▶ _Document_
Finally two fully-connected layers are added. The outputs from both convolutional layers are flattened and concatenated before feeding to the FC layers (as explained in the paper).

In [None]:
import torch.nn.functional as F
class my_net(torch.nn.Module):
    def __init__(self, n_classes, dropout_prob=0.2):
        super(my_net,self).__init__()
        
        self.conv1 = torch.nn.Conv2d(1,64,kernel_size=3,stride=1,padding=1)
        self.conv2 = torch.nn.Conv2d(64,128,kernel_size=3,stride=1,padding=1)
        
        self.pool = torch.nn.MaxPool2d(kernel_size=2,stride=2,padding=0)
        
        self.drop = torch.nn.Dropout(p=dropout_prob)
        
        self.fc1 = torch.nn.Linear(16*16*64 + 8*8*128,64)
        self.fc2 = torch.nn.Linear(64,n_classes)
    
    def forward(self, x):
        
        # computes the activation of the first convolution
        # input images are (1,32,32). height and width are preserved. Output size = (64,32,32)
        x = F.relu(self.conv1(x))

        # size changes from (64,32,32) to (64,16,16)
        x = self.pool(x)
        x = self.drop(x)
                
        # flatten and save output to feed the low level features of this 1st conv layer to the dense FC layers
        # size of x_conv1 = (1,16*16*64)
        x_conv1 = x.view(-1,16*16*64)
        
        # computes the activation of the second convolution
        # size changes from (64,16,16) to (128,16,16) 
        x = F.relu(self.conv2(x))
        
        # size changes from (128,16,16) to (128,8,8)
        x = self.pool(x)
        x = self.drop(x)
        
        # Flatten the input to feed the FC layers
        # Size changes from (128,8,8,) to (1,8*8*128)

▶ _Exercise requirements_
**A.** Do these statements agree with the network code? Answer yes or no for each and quote the deciding words. (i) The dropout probability defaults to 0.2. (ii) The first convolution uses a kernel size of 5. (iii) Pooling reduces the first convolution's output from (64,32,32) to (64,16,16).
**B.** According to the comments in the network code, what is the size of the input images?
**C.** Output the network code from "self.pool = torch.nn.MaxPool2d(kernel_size=2,stride=2,padding=0)" to "size = (64,32,32)".
The lines after the network code are separate material.

▶ _Data excerpt_
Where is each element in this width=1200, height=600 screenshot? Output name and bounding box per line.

▶ _Final results_
**A.**
(i) Yes: "dropout_prob=0.2"
(ii) No: "kernel_size=3"
(iii) Yes: "size changes from (64,32,32) to (64,16,16)"

**B.** (1,32,32)

**C.**
self.pool = torch.nn.MaxPool2d(kernel_size=2,stride=2,padding=0)
        
        self.drop = torch.nn.Dropout(p=dropout_prob)
        
        self.fc1 = torch.nn.Linear(16*16*64 + 8*8*128,64)
        self.fc2 = torch.nn.Linear(64,n_classes)
    
    def forward(self, x):
        
        # computes the activation of the first convolution
        # input images are (1,32,32). height and width are preserved. Output size = (64,32,32)